Stored records
::::
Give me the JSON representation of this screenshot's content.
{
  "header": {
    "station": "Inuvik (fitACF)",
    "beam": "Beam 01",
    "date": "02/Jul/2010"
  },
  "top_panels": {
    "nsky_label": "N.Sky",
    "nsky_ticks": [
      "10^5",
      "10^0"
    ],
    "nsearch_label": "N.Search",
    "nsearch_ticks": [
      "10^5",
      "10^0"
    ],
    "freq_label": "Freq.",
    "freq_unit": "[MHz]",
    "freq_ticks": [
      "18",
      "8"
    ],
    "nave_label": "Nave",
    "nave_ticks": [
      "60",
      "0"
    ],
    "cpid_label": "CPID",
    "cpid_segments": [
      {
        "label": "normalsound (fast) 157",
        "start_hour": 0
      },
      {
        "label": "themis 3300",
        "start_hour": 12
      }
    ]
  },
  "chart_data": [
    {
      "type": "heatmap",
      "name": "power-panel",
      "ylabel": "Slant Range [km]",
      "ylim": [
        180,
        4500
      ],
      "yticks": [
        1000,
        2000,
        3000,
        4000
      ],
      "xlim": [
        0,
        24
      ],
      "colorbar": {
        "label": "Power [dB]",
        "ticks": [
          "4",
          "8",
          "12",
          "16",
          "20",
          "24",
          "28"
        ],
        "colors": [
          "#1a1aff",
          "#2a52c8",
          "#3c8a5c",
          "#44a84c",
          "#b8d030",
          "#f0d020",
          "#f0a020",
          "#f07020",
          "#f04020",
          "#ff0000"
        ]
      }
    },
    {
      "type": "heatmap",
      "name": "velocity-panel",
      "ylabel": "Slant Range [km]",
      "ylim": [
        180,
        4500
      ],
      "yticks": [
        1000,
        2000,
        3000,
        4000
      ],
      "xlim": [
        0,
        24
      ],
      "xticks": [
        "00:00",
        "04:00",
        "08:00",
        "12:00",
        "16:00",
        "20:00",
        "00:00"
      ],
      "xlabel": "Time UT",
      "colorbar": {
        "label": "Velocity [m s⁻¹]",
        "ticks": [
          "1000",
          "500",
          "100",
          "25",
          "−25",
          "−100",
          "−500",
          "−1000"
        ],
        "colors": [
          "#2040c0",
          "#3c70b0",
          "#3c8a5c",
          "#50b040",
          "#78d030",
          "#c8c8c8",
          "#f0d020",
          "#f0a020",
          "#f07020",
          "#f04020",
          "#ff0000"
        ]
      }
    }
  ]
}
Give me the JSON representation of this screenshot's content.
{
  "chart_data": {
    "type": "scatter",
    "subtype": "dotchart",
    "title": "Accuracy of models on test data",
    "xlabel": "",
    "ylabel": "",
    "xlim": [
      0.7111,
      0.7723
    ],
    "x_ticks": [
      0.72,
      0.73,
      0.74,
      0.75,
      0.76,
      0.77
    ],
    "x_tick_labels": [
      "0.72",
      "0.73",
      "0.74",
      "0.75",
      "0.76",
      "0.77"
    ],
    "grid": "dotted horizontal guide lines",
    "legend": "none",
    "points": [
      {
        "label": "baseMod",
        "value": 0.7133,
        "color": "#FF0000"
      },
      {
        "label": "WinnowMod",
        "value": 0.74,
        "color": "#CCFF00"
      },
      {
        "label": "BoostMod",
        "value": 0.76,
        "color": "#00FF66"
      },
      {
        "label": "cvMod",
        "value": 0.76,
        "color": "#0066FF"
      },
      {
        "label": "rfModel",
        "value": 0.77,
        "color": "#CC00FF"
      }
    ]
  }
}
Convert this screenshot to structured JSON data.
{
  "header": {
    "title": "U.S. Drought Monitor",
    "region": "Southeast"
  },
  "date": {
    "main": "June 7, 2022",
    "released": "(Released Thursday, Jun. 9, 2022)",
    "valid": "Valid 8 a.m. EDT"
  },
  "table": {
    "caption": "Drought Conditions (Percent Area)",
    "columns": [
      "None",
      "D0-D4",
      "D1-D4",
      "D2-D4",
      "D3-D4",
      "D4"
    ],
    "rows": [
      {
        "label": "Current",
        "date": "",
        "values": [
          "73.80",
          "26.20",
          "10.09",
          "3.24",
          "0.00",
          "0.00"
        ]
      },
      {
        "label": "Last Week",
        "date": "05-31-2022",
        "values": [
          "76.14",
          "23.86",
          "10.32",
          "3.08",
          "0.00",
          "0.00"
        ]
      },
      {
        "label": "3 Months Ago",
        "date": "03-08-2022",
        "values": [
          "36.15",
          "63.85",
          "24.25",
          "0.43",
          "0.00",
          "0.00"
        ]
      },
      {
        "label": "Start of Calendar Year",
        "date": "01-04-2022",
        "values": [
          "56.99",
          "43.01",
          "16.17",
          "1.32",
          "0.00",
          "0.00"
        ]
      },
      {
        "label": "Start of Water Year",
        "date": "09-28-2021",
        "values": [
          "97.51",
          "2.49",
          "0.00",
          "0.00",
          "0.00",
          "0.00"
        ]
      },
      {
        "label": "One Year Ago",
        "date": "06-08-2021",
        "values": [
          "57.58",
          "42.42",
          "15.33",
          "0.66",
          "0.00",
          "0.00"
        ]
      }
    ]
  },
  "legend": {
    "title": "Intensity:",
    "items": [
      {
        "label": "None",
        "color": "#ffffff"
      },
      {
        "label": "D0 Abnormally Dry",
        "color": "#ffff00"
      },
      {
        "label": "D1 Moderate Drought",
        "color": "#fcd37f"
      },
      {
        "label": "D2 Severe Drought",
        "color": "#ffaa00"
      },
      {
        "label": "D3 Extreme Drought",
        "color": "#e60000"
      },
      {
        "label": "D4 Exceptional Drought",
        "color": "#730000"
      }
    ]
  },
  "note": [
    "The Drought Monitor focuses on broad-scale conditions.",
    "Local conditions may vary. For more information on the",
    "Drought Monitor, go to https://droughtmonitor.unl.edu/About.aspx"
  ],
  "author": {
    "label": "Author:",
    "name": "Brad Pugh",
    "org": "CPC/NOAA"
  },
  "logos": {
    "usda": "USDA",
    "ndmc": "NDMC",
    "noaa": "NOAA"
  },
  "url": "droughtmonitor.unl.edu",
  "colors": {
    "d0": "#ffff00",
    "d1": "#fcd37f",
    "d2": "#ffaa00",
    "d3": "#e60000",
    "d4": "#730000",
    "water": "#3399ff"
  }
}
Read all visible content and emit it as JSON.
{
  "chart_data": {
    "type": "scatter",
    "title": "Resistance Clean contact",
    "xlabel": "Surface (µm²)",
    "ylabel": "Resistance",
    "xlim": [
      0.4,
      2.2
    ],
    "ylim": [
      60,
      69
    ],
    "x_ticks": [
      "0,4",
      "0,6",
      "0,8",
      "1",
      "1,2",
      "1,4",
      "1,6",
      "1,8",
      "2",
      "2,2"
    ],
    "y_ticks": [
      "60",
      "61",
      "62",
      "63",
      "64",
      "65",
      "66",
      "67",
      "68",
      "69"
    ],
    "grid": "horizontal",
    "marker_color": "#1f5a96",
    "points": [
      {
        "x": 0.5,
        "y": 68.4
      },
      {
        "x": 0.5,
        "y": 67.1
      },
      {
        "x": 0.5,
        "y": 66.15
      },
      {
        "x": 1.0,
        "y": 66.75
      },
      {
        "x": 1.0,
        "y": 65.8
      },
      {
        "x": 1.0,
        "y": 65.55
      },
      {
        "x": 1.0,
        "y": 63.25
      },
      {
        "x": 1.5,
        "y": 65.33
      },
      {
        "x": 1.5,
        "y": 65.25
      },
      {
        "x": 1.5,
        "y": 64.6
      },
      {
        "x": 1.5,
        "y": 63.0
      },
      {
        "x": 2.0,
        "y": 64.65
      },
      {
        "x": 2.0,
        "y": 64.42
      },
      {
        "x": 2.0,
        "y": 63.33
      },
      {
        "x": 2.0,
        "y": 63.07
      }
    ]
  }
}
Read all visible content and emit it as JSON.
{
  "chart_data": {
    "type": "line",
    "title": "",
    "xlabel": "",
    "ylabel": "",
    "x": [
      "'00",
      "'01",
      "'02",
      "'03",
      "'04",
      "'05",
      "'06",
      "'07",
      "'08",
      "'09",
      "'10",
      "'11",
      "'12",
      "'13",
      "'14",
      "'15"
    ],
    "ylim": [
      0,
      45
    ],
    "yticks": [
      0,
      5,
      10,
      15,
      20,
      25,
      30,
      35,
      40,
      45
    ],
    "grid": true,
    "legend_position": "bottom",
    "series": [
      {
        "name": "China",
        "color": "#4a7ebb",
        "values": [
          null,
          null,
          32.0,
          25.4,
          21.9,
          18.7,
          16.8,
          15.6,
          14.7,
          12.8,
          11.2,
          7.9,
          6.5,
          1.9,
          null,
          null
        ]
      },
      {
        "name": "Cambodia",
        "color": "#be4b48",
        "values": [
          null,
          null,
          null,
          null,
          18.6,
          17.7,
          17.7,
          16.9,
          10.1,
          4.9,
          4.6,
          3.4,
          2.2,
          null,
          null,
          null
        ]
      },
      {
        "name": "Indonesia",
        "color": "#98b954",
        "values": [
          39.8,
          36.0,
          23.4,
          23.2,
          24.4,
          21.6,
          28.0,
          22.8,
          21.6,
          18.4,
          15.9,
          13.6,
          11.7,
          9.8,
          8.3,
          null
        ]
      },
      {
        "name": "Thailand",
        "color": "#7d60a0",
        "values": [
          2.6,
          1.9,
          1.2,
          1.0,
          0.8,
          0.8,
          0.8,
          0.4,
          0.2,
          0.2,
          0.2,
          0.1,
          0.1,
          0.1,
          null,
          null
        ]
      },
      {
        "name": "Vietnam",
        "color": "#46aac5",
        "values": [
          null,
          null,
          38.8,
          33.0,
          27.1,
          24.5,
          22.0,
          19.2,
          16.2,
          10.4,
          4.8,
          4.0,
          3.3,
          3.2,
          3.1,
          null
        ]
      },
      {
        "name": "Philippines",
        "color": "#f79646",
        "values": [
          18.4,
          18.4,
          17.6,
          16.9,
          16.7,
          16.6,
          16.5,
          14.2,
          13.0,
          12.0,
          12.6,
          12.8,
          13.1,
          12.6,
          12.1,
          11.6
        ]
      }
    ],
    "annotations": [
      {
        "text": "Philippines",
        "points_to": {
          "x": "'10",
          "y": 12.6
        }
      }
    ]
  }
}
::::
Problem statement
Go through the records and show every line with the string "name" in it.

Exercise answer
      "name": "power-panel",
      "name": "velocity-panel",
    "name": "Brad Pugh",
        "name": "China",
        "name": "Cambodia",
        "name": "Indonesia",
        "name": "Thailand",
        "name": "Vietnam",
        "name": "Philippines",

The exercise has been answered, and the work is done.